-- begin --
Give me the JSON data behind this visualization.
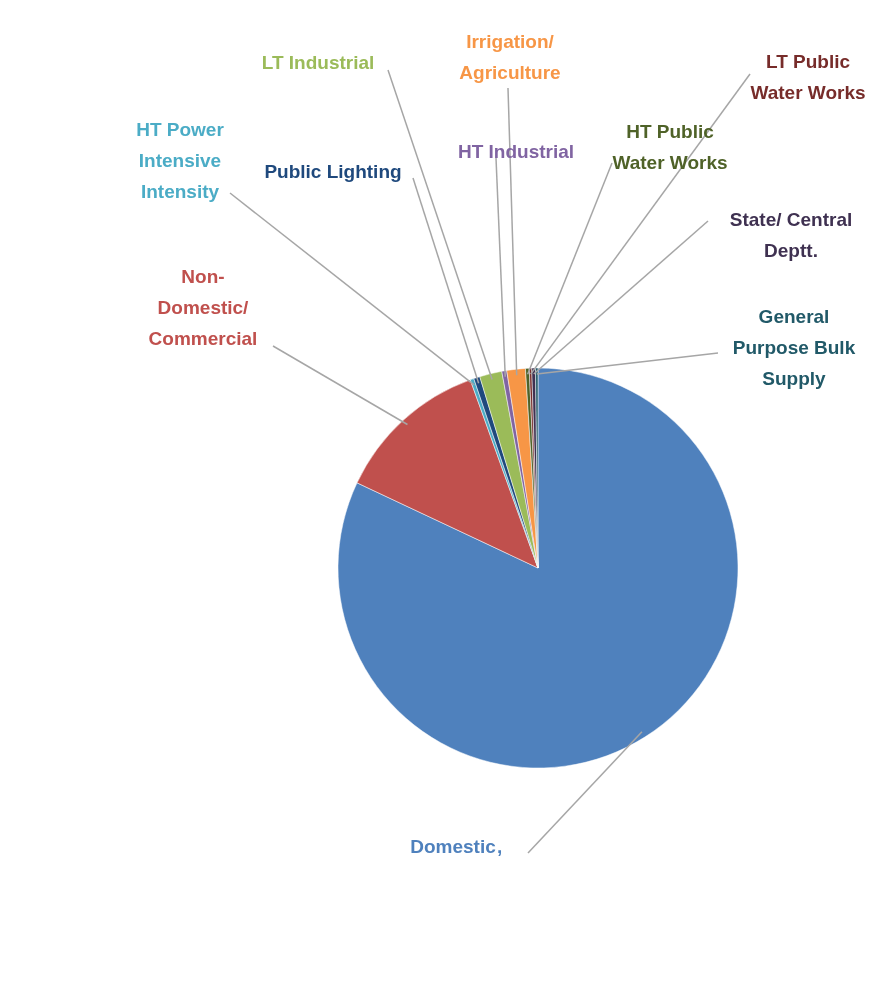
{
  "chart_data": {
    "type": "pie",
    "annotations": [
      ","
    ],
    "categories": [
      "Domestic",
      "Non-Domestic/ Commercial",
      "HT Power Intensive Intensity",
      "Public Lighting",
      "LT Industrial",
      "HT Industrial",
      "Irrigation/ Agriculture",
      "HT Public Water Works",
      "LT Public Water Works",
      "State/ Central Deptt.",
      "General Purpose Bulk Supply"
    ],
    "values": [
      82,
      12.5,
      0.3,
      0.5,
      1.8,
      0.4,
      1.5,
      0.3,
      0.2,
      0.3,
      0.2
    ],
    "colors": [
      "#4f81bd",
      "#c0504d",
      "#4bacc6",
      "#1f497d",
      "#9bbb59",
      "#8064a2",
      "#f79646",
      "#4f6228",
      "#772c2a",
      "#3f3151",
      "#215968"
    ]
  }
}
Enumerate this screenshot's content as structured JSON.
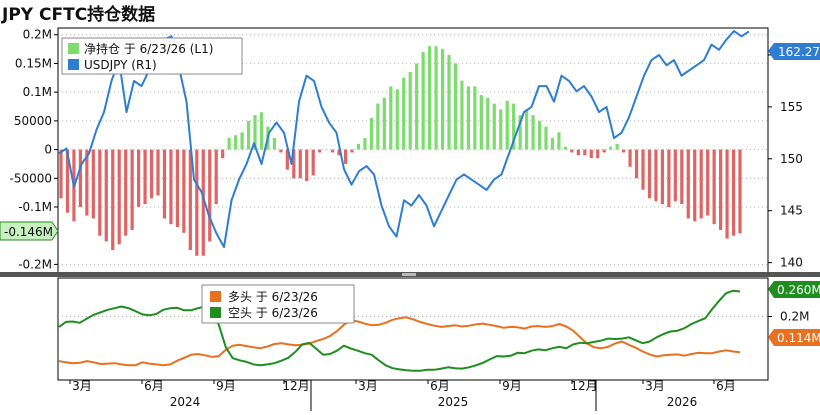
{
  "title": "JPY CFTC持仓数据",
  "colors": {
    "net_bar_pos": "#7CDD6E",
    "net_bar_neg": "#E06464",
    "usdjpy_line": "#2E7DD2",
    "long_line": "#E8701E",
    "short_line": "#1E8E1E",
    "background": "#FFFFFF",
    "last_value_left": "#C8F0C0",
    "last_value_right_blue": "#2E7DD2"
  },
  "chart_data": [
    {
      "type": "bar+line",
      "name": "net-position-vs-usdjpy",
      "legend": [
        {
          "label": "净持仓 于 6/23/26 (L1)",
          "color_key": "net_bar_pos"
        },
        {
          "label": "USDJPY (R1)",
          "color_key": "usdjpy_line"
        }
      ],
      "legend_position": "top-left",
      "left_axis": {
        "ticks": [
          -200000,
          -100000,
          -50000,
          0,
          50000,
          100000,
          150000,
          200000
        ],
        "tick_labels": [
          "-0.2M",
          "-0.1M",
          "-50000",
          "0",
          "50000",
          "0.1M",
          "0.15M",
          "0.2M"
        ],
        "range": [
          -215000,
          210000
        ]
      },
      "right_axis": {
        "ticks": [
          140,
          145,
          150,
          155,
          160
        ],
        "tick_labels": [
          "140",
          "145",
          "150",
          "155",
          "160"
        ],
        "range": [
          139,
          162.5
        ]
      },
      "last_values": {
        "left": "-0.146M",
        "right": "162.27"
      },
      "net_position": [
        -85000,
        -110000,
        -125000,
        -100000,
        -115000,
        -120000,
        -150000,
        -160000,
        -175000,
        -165000,
        -150000,
        -140000,
        -100000,
        -95000,
        -85000,
        -80000,
        -120000,
        -130000,
        -135000,
        -145000,
        -175000,
        -185000,
        -185000,
        -160000,
        -95000,
        -15000,
        20000,
        25000,
        30000,
        50000,
        60000,
        65000,
        40000,
        20000,
        -5000,
        -35000,
        -50000,
        -50000,
        -55000,
        -45000,
        -5000,
        0,
        -5000,
        -10000,
        -25000,
        -5000,
        10000,
        20000,
        55000,
        80000,
        90000,
        110000,
        105000,
        125000,
        135000,
        150000,
        170000,
        180000,
        180000,
        175000,
        165000,
        150000,
        120000,
        110000,
        110000,
        95000,
        90000,
        80000,
        70000,
        85000,
        80000,
        60000,
        70000,
        60000,
        50000,
        40000,
        20000,
        30000,
        5000,
        -5000,
        -10000,
        -10000,
        -15000,
        -15000,
        -5000,
        5000,
        10000,
        -5000,
        -30000,
        -50000,
        -70000,
        -85000,
        -90000,
        -95000,
        -100000,
        -90000,
        -95000,
        -120000,
        -125000,
        -120000,
        -115000,
        -130000,
        -140000,
        -155000,
        -150000,
        -146000
      ],
      "usdjpy": [
        150.5,
        151.0,
        147.3,
        149.5,
        150.5,
        152.8,
        154.5,
        157.5,
        159.5,
        154.5,
        157.5,
        157.0,
        158.5,
        159.5,
        161.5,
        161.8,
        158.8,
        155.5,
        148.0,
        146.8,
        144.5,
        142.8,
        141.5,
        146.0,
        148.0,
        149.5,
        151.5,
        149.5,
        152.5,
        153.5,
        152.5,
        149.5,
        155.5,
        158.0,
        157.5,
        155.0,
        153.5,
        152.5,
        149.0,
        147.5,
        148.8,
        149.3,
        148.5,
        145.5,
        143.5,
        142.5,
        146.0,
        145.5,
        146.5,
        145.5,
        143.5,
        145.0,
        146.5,
        148.0,
        148.5,
        148.0,
        147.5,
        147.0,
        148.0,
        148.5,
        150.5,
        152.5,
        154.5,
        155.0,
        157.0,
        157.0,
        155.5,
        158.0,
        157.5,
        156.5,
        157.0,
        156.0,
        154.5,
        155.0,
        152.0,
        152.5,
        154.0,
        156.0,
        158.0,
        159.5,
        160.0,
        159.0,
        159.5,
        158.0,
        158.5,
        159.0,
        159.5,
        161.0,
        160.5,
        161.5,
        162.3,
        161.8,
        162.27
      ],
      "time_axis": {
        "month_labels": [
          "3月",
          "6月",
          "9月",
          "12月",
          "3月",
          "6月",
          "9月",
          "12月",
          "3月",
          "6月"
        ],
        "year_labels": [
          "2024",
          "2025",
          "2026"
        ]
      }
    },
    {
      "type": "line",
      "name": "long-vs-short-positions",
      "legend": [
        {
          "label": "多头 于 6/23/26",
          "color_key": "long_line"
        },
        {
          "label": "空头 于 6/23/26",
          "color_key": "short_line"
        }
      ],
      "legend_position": "top-left",
      "right_axis": {
        "ticks": [
          0.2
        ],
        "tick_labels": [
          "0.2M"
        ],
        "range": [
          0.05,
          0.29
        ]
      },
      "last_values": {
        "short": "0.260M",
        "long": "0.114M"
      },
      "long": [
        0.093,
        0.09,
        0.088,
        0.089,
        0.093,
        0.09,
        0.086,
        0.087,
        0.088,
        0.085,
        0.083,
        0.083,
        0.09,
        0.087,
        0.085,
        0.083,
        0.085,
        0.094,
        0.101,
        0.108,
        0.11,
        0.107,
        0.103,
        0.105,
        0.12,
        0.13,
        0.132,
        0.129,
        0.126,
        0.124,
        0.128,
        0.134,
        0.136,
        0.133,
        0.131,
        0.132,
        0.135,
        0.141,
        0.146,
        0.153,
        0.165,
        0.18,
        0.191,
        0.188,
        0.183,
        0.179,
        0.18,
        0.185,
        0.192,
        0.196,
        0.198,
        0.193,
        0.187,
        0.182,
        0.178,
        0.175,
        0.177,
        0.179,
        0.176,
        0.178,
        0.181,
        0.183,
        0.18,
        0.177,
        0.173,
        0.175,
        0.174,
        0.171,
        0.176,
        0.177,
        0.175,
        0.177,
        0.182,
        0.176,
        0.166,
        0.15,
        0.135,
        0.126,
        0.124,
        0.127,
        0.135,
        0.14,
        0.132,
        0.125,
        0.116,
        0.109,
        0.104,
        0.107,
        0.108,
        0.109,
        0.106,
        0.11,
        0.113,
        0.112,
        0.112,
        0.116,
        0.119,
        0.116,
        0.114
      ],
      "short": [
        0.175,
        0.187,
        0.188,
        0.185,
        0.195,
        0.204,
        0.21,
        0.216,
        0.22,
        0.224,
        0.22,
        0.213,
        0.205,
        0.203,
        0.206,
        0.216,
        0.22,
        0.221,
        0.215,
        0.215,
        0.22,
        0.224,
        0.214,
        0.18,
        0.126,
        0.1,
        0.095,
        0.091,
        0.085,
        0.083,
        0.085,
        0.088,
        0.094,
        0.101,
        0.115,
        0.133,
        0.137,
        0.123,
        0.108,
        0.11,
        0.118,
        0.13,
        0.123,
        0.118,
        0.112,
        0.108,
        0.095,
        0.083,
        0.076,
        0.073,
        0.071,
        0.07,
        0.07,
        0.072,
        0.072,
        0.075,
        0.078,
        0.076,
        0.075,
        0.078,
        0.083,
        0.089,
        0.097,
        0.105,
        0.104,
        0.106,
        0.113,
        0.112,
        0.118,
        0.121,
        0.119,
        0.124,
        0.127,
        0.124,
        0.133,
        0.137,
        0.136,
        0.139,
        0.142,
        0.147,
        0.146,
        0.147,
        0.15,
        0.143,
        0.136,
        0.14,
        0.15,
        0.158,
        0.164,
        0.166,
        0.172,
        0.182,
        0.189,
        0.196,
        0.218,
        0.238,
        0.256,
        0.262,
        0.26
      ]
    }
  ]
}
-- end --
* [Your instructions]: Go through the data above and find the lines with the word "Water". Copy each of those lines.

* [Full output]:
      "HT Public Water Works",
      "LT Public Water Works",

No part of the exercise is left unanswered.